Task goal
List each line of the data that holds the string "Hierarchy", please.

○ ○ ○ ○ ○ ○ ○

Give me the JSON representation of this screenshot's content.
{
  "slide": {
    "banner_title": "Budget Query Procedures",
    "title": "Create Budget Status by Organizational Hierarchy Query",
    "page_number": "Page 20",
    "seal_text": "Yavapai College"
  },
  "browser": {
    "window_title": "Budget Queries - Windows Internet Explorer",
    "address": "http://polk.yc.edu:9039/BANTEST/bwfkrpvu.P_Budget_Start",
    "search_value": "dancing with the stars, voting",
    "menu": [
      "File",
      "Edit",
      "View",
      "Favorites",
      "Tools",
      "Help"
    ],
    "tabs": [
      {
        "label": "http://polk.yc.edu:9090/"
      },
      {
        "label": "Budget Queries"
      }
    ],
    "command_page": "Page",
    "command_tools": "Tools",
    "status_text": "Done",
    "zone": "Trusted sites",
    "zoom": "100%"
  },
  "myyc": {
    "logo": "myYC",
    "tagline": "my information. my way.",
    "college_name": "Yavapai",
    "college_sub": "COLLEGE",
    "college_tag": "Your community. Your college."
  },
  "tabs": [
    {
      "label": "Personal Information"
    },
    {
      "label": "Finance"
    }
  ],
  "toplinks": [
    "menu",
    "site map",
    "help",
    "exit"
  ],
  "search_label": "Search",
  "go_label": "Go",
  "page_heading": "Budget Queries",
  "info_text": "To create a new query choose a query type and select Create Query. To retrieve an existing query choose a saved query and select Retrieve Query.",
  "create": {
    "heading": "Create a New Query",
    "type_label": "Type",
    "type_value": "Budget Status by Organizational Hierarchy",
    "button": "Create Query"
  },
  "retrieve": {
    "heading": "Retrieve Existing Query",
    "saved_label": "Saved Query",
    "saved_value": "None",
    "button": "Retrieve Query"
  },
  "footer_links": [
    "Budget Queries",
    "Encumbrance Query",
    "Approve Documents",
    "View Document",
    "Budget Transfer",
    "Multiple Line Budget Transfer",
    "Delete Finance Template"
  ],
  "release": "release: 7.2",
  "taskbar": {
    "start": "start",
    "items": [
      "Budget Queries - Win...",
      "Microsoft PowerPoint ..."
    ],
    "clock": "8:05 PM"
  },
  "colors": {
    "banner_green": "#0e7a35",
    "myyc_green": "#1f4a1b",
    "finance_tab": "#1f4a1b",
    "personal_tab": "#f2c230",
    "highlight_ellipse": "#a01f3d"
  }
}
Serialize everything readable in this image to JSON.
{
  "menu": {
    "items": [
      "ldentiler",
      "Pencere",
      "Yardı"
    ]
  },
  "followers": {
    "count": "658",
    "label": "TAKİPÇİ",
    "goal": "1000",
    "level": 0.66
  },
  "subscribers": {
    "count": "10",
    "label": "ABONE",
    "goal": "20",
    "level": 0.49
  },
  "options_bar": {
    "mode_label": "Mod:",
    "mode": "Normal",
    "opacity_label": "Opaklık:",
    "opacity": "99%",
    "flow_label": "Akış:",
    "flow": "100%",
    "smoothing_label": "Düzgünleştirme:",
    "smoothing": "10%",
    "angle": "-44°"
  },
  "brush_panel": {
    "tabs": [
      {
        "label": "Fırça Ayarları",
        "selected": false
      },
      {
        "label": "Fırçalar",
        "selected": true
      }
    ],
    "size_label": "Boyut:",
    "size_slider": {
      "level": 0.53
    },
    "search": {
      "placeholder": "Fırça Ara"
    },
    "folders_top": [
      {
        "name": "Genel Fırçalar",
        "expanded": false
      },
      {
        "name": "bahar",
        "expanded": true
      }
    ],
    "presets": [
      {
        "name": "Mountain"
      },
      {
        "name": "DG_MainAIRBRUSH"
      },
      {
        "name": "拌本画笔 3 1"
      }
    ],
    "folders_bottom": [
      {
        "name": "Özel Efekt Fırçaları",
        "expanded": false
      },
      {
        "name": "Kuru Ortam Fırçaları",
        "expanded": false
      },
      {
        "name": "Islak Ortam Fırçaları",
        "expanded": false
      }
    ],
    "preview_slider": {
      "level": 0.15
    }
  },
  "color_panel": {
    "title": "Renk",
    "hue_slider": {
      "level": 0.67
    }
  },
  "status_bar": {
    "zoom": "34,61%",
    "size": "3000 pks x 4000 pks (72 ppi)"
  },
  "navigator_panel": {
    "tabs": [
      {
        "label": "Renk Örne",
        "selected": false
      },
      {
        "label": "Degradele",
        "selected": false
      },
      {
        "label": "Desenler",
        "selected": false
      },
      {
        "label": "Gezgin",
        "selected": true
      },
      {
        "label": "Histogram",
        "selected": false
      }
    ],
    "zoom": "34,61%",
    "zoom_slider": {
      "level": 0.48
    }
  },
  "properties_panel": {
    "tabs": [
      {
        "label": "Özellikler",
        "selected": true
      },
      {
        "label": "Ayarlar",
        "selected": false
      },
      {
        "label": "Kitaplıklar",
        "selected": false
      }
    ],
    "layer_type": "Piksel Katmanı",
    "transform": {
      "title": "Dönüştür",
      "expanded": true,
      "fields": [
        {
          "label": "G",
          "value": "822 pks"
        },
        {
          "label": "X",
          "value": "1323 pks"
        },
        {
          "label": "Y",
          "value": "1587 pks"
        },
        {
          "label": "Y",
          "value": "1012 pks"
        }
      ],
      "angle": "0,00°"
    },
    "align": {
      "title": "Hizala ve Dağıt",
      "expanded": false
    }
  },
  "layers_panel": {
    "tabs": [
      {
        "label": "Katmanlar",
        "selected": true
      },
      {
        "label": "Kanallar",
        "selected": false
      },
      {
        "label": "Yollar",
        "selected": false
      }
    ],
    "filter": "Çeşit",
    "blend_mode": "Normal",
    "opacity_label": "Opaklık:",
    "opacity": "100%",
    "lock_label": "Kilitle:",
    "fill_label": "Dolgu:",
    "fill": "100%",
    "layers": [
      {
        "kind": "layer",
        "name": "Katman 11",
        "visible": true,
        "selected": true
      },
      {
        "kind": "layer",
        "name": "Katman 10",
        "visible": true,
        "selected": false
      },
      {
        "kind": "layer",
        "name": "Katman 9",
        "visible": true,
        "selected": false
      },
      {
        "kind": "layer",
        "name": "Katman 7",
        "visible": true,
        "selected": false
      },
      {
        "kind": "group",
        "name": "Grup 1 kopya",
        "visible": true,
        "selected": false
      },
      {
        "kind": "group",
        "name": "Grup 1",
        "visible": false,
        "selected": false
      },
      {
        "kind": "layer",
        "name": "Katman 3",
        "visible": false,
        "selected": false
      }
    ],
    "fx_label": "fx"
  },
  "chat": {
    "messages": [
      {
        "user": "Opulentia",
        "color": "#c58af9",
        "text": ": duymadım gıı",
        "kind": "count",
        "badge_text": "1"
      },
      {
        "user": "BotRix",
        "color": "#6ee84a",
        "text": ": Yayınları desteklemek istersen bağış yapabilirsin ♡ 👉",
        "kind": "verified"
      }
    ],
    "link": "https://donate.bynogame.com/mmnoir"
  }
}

○ ○ ○ ○ ○ ○ ○

Task response
    "title": "Create Budget Status by Organizational Hierarchy Query",
    "type_value": "Budget Status by Organizational Hierarchy",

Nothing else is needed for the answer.